**Stated task:** Convert every line of the material below into a Markdown table with two columns, No. and Entry. Number the rows in order and leave out blank lines.

· · · ·

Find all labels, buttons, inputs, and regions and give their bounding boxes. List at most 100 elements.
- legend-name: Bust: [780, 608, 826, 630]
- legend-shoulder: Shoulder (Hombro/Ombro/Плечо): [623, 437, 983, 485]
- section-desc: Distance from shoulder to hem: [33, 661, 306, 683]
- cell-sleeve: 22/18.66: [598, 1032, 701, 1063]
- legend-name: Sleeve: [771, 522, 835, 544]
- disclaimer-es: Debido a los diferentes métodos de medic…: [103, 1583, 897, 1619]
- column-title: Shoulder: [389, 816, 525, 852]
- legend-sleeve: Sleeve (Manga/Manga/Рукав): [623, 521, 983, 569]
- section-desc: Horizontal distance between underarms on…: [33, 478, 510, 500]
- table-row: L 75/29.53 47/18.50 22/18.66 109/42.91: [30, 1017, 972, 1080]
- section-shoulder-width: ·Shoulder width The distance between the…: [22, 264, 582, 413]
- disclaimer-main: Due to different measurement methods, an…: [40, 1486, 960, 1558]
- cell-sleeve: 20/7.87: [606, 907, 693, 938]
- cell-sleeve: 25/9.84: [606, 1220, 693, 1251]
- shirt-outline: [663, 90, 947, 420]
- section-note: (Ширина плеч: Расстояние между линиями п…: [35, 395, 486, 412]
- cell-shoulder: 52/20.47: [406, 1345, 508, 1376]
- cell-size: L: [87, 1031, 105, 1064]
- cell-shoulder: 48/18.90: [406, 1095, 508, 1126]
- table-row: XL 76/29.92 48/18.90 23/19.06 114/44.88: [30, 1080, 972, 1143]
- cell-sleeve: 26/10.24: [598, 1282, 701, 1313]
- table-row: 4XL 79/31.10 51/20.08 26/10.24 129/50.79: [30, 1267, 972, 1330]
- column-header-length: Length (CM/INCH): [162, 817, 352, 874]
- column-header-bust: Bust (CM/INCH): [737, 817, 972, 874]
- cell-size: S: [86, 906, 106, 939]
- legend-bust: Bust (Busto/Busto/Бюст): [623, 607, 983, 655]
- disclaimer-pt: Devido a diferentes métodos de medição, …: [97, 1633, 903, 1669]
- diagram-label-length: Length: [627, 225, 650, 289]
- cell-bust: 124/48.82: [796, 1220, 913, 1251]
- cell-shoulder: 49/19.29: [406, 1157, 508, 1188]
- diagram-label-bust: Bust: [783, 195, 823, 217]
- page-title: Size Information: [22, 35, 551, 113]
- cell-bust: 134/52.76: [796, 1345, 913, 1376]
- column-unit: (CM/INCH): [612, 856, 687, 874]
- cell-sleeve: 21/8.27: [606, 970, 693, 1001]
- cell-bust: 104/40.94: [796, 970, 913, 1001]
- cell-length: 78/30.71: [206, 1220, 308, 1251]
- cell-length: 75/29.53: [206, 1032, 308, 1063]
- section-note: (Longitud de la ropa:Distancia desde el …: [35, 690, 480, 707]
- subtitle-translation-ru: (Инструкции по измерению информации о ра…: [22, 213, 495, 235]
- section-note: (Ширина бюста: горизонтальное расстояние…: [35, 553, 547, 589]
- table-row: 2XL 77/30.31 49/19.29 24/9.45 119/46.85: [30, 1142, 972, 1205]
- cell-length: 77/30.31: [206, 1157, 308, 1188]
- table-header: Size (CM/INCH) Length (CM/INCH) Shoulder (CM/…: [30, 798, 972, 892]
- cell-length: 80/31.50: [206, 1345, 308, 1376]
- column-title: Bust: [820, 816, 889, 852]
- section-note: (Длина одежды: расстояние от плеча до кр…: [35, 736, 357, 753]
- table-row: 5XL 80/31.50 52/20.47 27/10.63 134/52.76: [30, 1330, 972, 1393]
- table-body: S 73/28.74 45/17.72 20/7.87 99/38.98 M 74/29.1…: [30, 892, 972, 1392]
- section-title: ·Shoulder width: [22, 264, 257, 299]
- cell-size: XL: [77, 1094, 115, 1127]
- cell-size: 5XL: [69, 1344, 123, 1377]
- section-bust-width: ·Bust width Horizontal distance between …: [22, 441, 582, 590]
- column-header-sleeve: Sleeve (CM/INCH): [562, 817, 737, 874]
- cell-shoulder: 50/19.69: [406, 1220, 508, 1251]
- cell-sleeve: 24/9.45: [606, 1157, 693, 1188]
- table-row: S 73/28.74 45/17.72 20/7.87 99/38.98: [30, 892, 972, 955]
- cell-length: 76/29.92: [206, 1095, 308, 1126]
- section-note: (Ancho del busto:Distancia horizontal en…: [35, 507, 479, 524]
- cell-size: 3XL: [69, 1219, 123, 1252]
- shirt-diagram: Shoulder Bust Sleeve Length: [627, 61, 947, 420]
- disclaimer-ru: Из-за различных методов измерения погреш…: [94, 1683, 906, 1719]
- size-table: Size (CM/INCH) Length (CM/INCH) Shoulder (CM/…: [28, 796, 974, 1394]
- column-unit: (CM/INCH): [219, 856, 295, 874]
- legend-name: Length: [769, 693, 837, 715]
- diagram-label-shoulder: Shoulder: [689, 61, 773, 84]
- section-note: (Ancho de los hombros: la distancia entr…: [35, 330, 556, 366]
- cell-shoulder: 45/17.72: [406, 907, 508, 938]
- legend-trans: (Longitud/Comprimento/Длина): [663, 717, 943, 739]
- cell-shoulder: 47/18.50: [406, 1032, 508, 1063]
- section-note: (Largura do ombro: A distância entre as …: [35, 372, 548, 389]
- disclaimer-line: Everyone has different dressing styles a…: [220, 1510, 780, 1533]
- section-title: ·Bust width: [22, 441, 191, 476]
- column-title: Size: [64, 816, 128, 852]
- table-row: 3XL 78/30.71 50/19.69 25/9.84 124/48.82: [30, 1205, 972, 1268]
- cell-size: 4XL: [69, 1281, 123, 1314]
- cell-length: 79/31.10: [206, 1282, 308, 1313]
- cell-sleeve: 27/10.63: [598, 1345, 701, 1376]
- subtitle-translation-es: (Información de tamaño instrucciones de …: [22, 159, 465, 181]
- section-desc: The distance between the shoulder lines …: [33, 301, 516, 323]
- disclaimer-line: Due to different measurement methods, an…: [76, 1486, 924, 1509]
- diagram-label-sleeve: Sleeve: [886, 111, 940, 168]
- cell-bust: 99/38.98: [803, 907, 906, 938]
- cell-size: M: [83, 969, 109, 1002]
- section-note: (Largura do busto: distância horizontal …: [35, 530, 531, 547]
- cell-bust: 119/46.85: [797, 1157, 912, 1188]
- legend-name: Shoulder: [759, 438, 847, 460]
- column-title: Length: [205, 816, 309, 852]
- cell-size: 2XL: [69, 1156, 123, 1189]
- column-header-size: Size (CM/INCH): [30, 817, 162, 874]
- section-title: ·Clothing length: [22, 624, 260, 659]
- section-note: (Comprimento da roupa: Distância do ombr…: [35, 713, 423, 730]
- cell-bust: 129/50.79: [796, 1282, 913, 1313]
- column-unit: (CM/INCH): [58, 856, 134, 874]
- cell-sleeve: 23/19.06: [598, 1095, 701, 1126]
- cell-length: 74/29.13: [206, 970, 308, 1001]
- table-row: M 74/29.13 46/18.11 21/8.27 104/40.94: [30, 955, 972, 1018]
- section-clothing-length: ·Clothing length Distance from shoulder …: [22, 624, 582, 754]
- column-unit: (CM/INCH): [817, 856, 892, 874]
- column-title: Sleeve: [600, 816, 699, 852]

· · · ·

**Exercise answer:**
| No. | Entry |
|---|---|
| 1 | Find all labels, buttons, inputs, and regions and give their bounding boxes. List at most 100 elements. |
| 2 | - legend-name: Bust: [780, 608, 826, 630] |
| 3 | - legend-shoulder: Shoulder (Hombro/Ombro/Плечо): [623, 437, 983, 485] |
| 4 | - section-desc: Distance from shoulder to hem: [33, 661, 306, 683] |
| 5 | - cell-sleeve: 22/18.66: [598, 1032, 701, 1063] |
| 6 | - legend-name: Sleeve: [771, 522, 835, 544] |
| 7 | - disclaimer-es: Debido a los diferentes métodos de medic…: [103, 1583, 897, 1619] |
| 8 | - column-title: Shoulder: [389, 816, 525, 852] |
| 9 | - legend-sleeve: Sleeve (Manga/Manga/Рукав): [623, 521, 983, 569] |
| 10 | - section-desc: Horizontal distance between underarms on…: [33, 478, 510, 500] |
| 11 | - table-row: L 75/29.53 47/18.50 22/18.66 109/42.91: [30, 1017, 972, 1080] |
| 12 | - section-shoulder-width: ·Shoulder width The distance between the…: [22, 264, 582, 413] |
| 13 | - disclaimer-main: Due to different measurement methods, an…: [40, 1486, 960, 1558] |
| 14 | - cell-sleeve: 20/7.87: [606, 907, 693, 938] |
| 15 | - cell-sleeve: 25/9.84: [606, 1220, 693, 1251] |
| 16 | - shirt-outline: [663, 90, 947, 420] |
| 17 | - section-note: (Ширина плеч: Расстояние между линиями п…: [35, 395, 486, 412] |
| 18 | - cell-shoulder: 52/20.47: [406, 1345, 508, 1376] |
| 19 | - cell-size: L: [87, 1031, 105, 1064] |
| 20 | - cell-shoulder: 48/18.90: [406, 1095, 508, 1126] |
| 21 | - table-row: XL 76/29.92 48/18.90 23/19.06 114/44.88: [30, 1080, 972, 1143] |
| 22 | - cell-sleeve: 26/10.24: [598, 1282, 701, 1313] |
| 23 | - table-row: 4XL 79/31.10 51/20.08 26/10.24 129/50.79: [30, 1267, 972, 1330] |
| 24 | - column-header-length: Length (CM/INCH): [162, 817, 352, 874] |
| 25 | - column-header-bust: Bust (CM/INCH): [737, 817, 972, 874] |
| 26 | - cell-size: S: [86, 906, 106, 939] |
| 27 | - legend-bust: Bust (Busto/Busto/Бюст): [623, 607, 983, 655] |
| 28 | - disclaimer-pt: Devido a diferentes métodos de medição, …: [97, 1633, 903, 1669] |
| 29 | - diagram-label-length: Length: [627, 225, 650, 289] |
| 30 | - cell-bust: 124/48.82: [796, 1220, 913, 1251] |
| 31 | - cell-shoulder: 49/19.29: [406, 1157, 508, 1188] |
| 32 | - diagram-label-bust: Bust: [783, 195, 823, 217] |
| 33 | - page-title: Size Information: [22, 35, 551, 113] |
| 34 | - cell-bust: 134/52.76: [796, 1345, 913, 1376] |
| 35 | - column-unit: (CM/INCH): [612, 856, 687, 874] |
| 36 | - cell-sleeve: 21/8.27: [606, 970, 693, 1001] |
| 37 | - cell-bust: 104/40.94: [796, 970, 913, 1001] |
| 38 | - cell-length: 78/30.71: [206, 1220, 308, 1251] |
| 39 | - cell-length: 75/29.53: [206, 1032, 308, 1063] |
| 40 | - section-note: (Longitud de la ropa:Distancia desde el …: [35, 690, 480, 707] |
| 41 | - subtitle-translation-ru: (Инструкции по измерению информации о ра…: [22, 213, 495, 235] |
| 42 | - section-note: (Ширина бюста: горизонтальное расстояние…: [35, 553, 547, 589] |
| 43 | - table-row: 2XL 77/30.31 49/19.29 24/9.45 119/46.85: [30, 1142, 972, 1205] |
| 44 | - cell-length: 77/30.31: [206, 1157, 308, 1188] |
| 45 | - table-header: Size (CM/INCH) Length (CM/INCH) Shoulder (CM/…: [30, 798, 972, 892] |
| 46 | - cell-length: 80/31.50: [206, 1345, 308, 1376] |
| 47 | - column-title: Bust: [820, 816, 889, 852] |
| 48 | - section-note: (Длина одежды: расстояние от плеча до кр…: [35, 736, 357, 753] |
| 49 | - table-row: 5XL 80/31.50 52/20.47 27/10.63 134/52.76: [30, 1330, 972, 1393] |
| 50 | - table-body: S 73/28.74 45/17.72 20/7.87 99/38.98 M 74/29.1…: [30, 892, 972, 1392] |
| 51 | - section-title: ·Shoulder width: [22, 264, 257, 299] |
| 52 | - cell-size: XL: [77, 1094, 115, 1127] |
| 53 | - cell-size: 5XL: [69, 1344, 123, 1377] |
| 54 | - section-bust-width: ·Bust width Horizontal distance between …: [22, 441, 582, 590] |
| 55 | - column-header-sleeve: Sleeve (CM/INCH): [562, 817, 737, 874] |
| 56 | - cell-shoulder: 50/19.69: [406, 1220, 508, 1251] |
| 57 | - cell-sleeve: 24/9.45: [606, 1157, 693, 1188] |
| 58 | - table-row: S 73/28.74 45/17.72 20/7.87 99/38.98: [30, 892, 972, 955] |
| 59 | - cell-length: 76/29.92: [206, 1095, 308, 1126] |
| 60 | - section-note: (Ancho del busto:Distancia horizontal en…: [35, 507, 479, 524] |
| 61 | - cell-size: 3XL: [69, 1219, 123, 1252] |
| 62 | - shirt-diagram: Shoulder Bust Sleeve Length: [627, 61, 947, 420] |
| 63 | - disclaimer-ru: Из-за различных методов измерения погреш…: [94, 1683, 906, 1719] |
| 64 | - size-table: Size (CM/INCH) Length (CM/INCH) Shoulder (CM/…: [28, 796, 974, 1394] |
| 65 | - column-unit: (CM/INCH): [219, 856, 295, 874] |
| 66 | - legend-name: Length: [769, 693, 837, 715] |
| 67 | - diagram-label-shoulder: Shoulder: [689, 61, 773, 84] |
| 68 | - section-note: (Ancho de los hombros: la distancia entr…: [35, 330, 556, 366] |
| 69 | - cell-shoulder: 45/17.72: [406, 907, 508, 938] |
| 70 | - legend-trans: (Longitud/Comprimento/Длина): [663, 717, 943, 739] |
| 71 | - cell-shoulder: 47/18.50: [406, 1032, 508, 1063] |
| 72 | - section-note: (Largura do ombro: A distância entre as …: [35, 372, 548, 389] |
| 73 | - disclaimer-line: Everyone has different dressing styles a…: [220, 1510, 780, 1533] |
| 74 | - section-title: ·Bust width: [22, 441, 191, 476] |
| 75 | - column-title: Size: [64, 816, 128, 852] |
| 76 | - table-row: 3XL 78/30.71 50/19.69 25/9.84 124/48.82: [30, 1205, 972, 1268] |
| 77 | - cell-size: 4XL: [69, 1281, 123, 1314] |
| 78 | - cell-length: 79/31.10: [206, 1282, 308, 1313] |
| 79 | - cell-sleeve: 27/10.63: [598, 1345, 701, 1376] |
| 80 | - subtitle-translation-es: (Información de tamaño instrucciones de …: [22, 159, 465, 181] |
| 81 | - section-desc: The distance between the shoulder lines …: [33, 301, 516, 323] |
| 82 | - disclaimer-line: Due to different measurement methods, an…: [76, 1486, 924, 1509] |
| 83 | - diagram-label-sleeve: Sleeve: [886, 111, 940, 168] |
| 84 | - cell-bust: 99/38.98: [803, 907, 906, 938] |
| 85 | - cell-size: M: [83, 969, 109, 1002] |
| 86 | - section-note: (Largura do busto: distância horizontal …: [35, 530, 531, 547] |
| 87 | - cell-bust: 119/46.85: [797, 1157, 912, 1188] |
| 88 | - legend-name: Shoulder: [759, 438, 847, 460] |
| 89 | - column-title: Length: [205, 816, 309, 852] |
| 90 | - cell-size: 2XL: [69, 1156, 123, 1189] |
| 91 | - column-header-size: Size (CM/INCH): [30, 817, 162, 874] |
| 92 | - section-title: ·Clothing length: [22, 624, 260, 659] |
| 93 | - section-note: (Comprimento da roupa: Distância do ombr…: [35, 713, 423, 730] |
| 94 | - cell-bust: 129/50.79: [796, 1282, 913, 1313] |
| 95 | - column-unit: (CM/INCH): [58, 856, 134, 874] |
| 96 | - cell-sleeve: 23/19.06: [598, 1095, 701, 1126] |
| 97 | - cell-length: 74/29.13: [206, 970, 308, 1001] |
| 98 | - table-row: M 74/29.13 46/18.11 21/8.27 104/40.94: [30, 955, 972, 1018] |
| 99 | - section-clothing-length: ·Clothing length Distance from shoulder …: [22, 624, 582, 754] |
| 100 | - column-unit: (CM/INCH): [817, 856, 892, 874] |
| 101 | - column-title: Sleeve: [600, 816, 699, 852] |